From the entries that follow, extract each line holding the string "their".

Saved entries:
--------------------
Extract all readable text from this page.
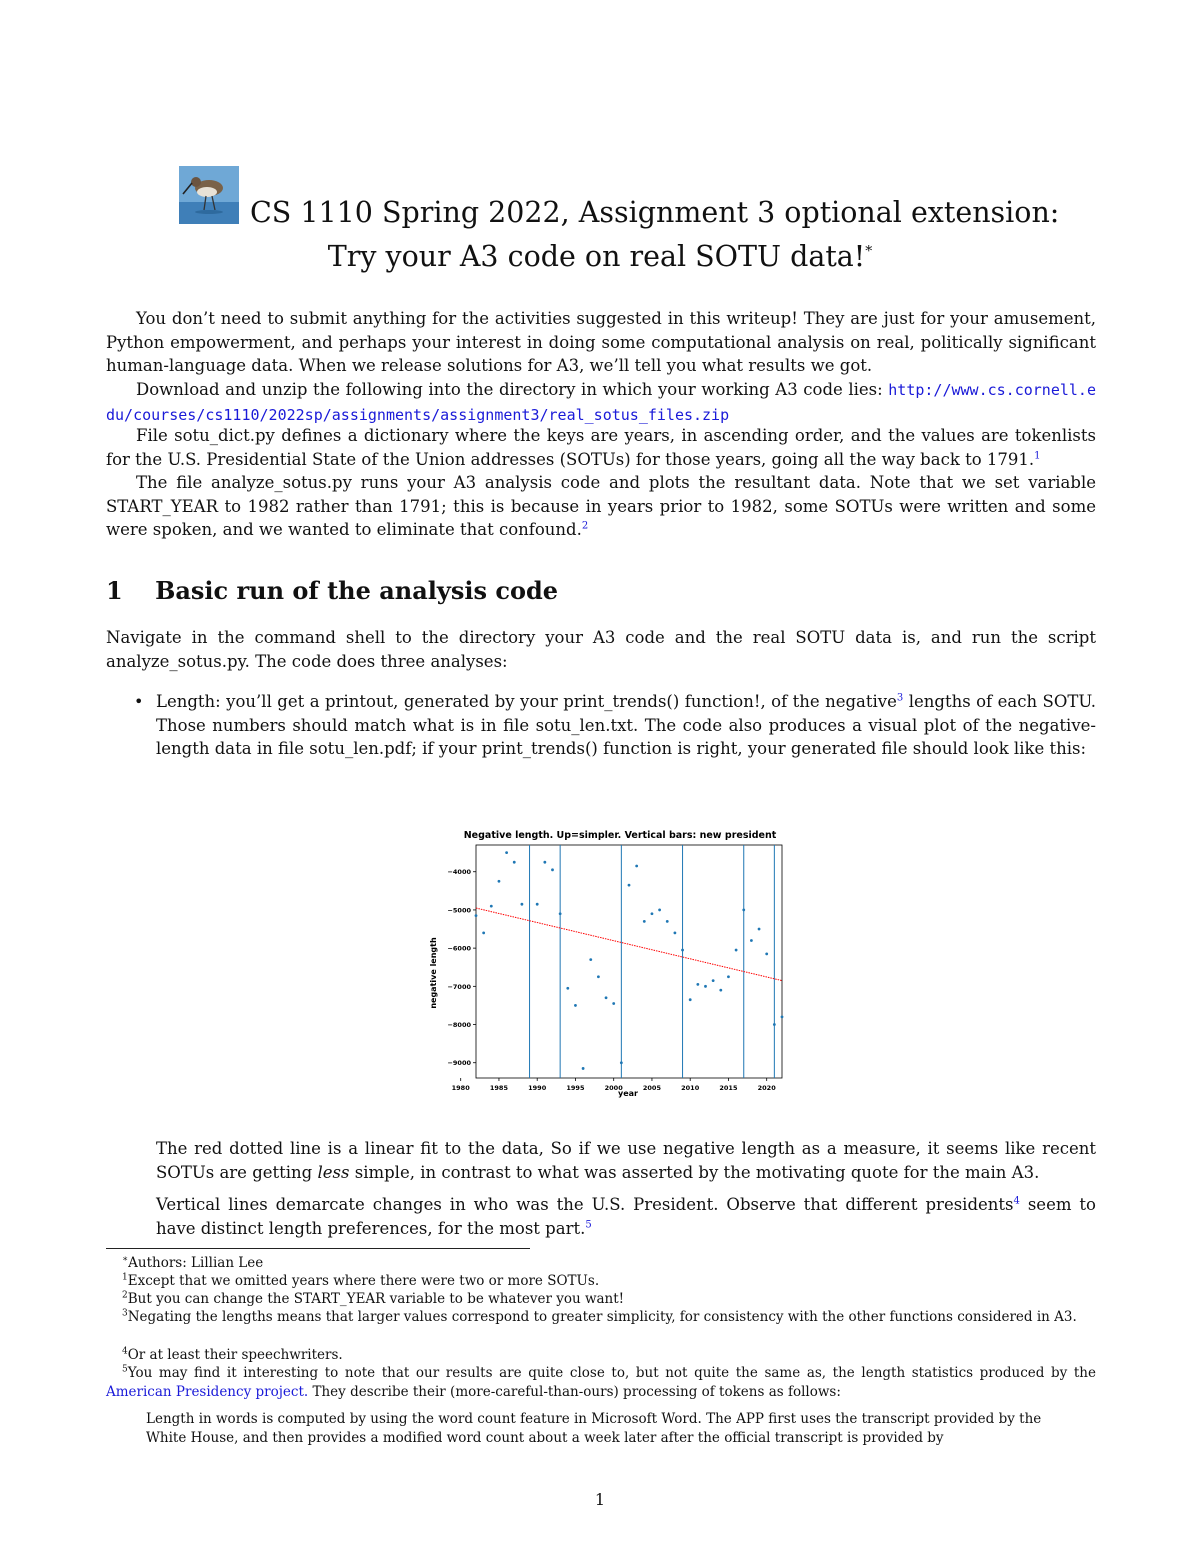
CS 1110 Spring 2022, Assignment 3 optional extension:
Try your A3 code on real SOTU data!*
You don’t need to submit anything for the activities suggested in this writeup! They are just for your amusement, Python empowerment, and perhaps your interest in doing some computational analysis on real, politically significant human-language data. When we release solutions for A3, we’ll tell you what results we got.
Download and unzip the following into the directory in which your working A3 code lies: http://www.cs.cornell.edu/courses/cs1110/2022sp/assignments/assignment3/real_sotus_files.zip
File sotu_dict.py defines a dictionary where the keys are years, in ascending order, and the values are tokenlists for the U.S. Presidential State of the Union addresses (SOTUs) for those years, going all the way back to 1791.$^1$
The file analyze_sotus.py runs your A3 analysis code and plots the resultant data. Note that we set variable START_YEAR to 1982 rather than 1791; this is because in years prior to 1982, some SOTUs were written and some were spoken, and we wanted to eliminate that confound.$^2$
1 Basic run of the analysis code
Navigate in the command shell to the directory your A3 code and the real SOTU data is, and run the script analyze_sotus.py. The code does three analyses:
• Length: you’ll get a printout, generated by your print_trends() function!, of the negative$^3$ lengths of each SOTU. Those numbers should match what is in file sotu_len.txt. The code also produces a visual plot of the negative-length data in file sotu_len.pdf; if your print_trends() function is right, your generated file should look like this:
1980	1985	1990	1995	2000	2005	2010	2015	2020
−4000
−5000
−6000
−7000
−8000
−9000
Negative length. Up=simpler. Vertical bars: new president
year
negative length
The red dotted line is a linear fit to the data, So if we use negative length as a measure, it seems like recent SOTUs are getting less simple, in contrast to what was asserted by the motivating quote for the main A3.
Vertical lines demarcate changes in who was the U.S. President. Observe that different presidents$^4$ seem to have distinct length preferences, for the most part.$^5$
∗Authors: Lillian Lee
$^1$Except that we omitted years where there were two or more SOTUs.
$^2$But you can change the START_YEAR variable to be whatever you want!
$^3$Negating the lengths means that larger values correspond to greater simplicity, for consistency with the other functions considered in A3.
$^4$Or at least their speechwriters.
$^5$You may find it interesting to note that our results are quite close to, but not quite the same as, the length statistics produced by the American Presidency project. They describe their (more-careful-than-ours) processing of tokens as follows:
Length in words is computed by using the word count feature in Microsoft Word. The APP first uses the transcript provided by the White House, and then provides a modified word count about a week later after the official transcript is provided by
1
--------------------
**Task response:**
$^4$Or at least their speechwriters.
$^5$You may find it interesting to note that our results are quite close to, but not quite the same as, the length statistics produced by the American Presidency project. They describe their (more-careful-than-ours) processing of tokens as follows:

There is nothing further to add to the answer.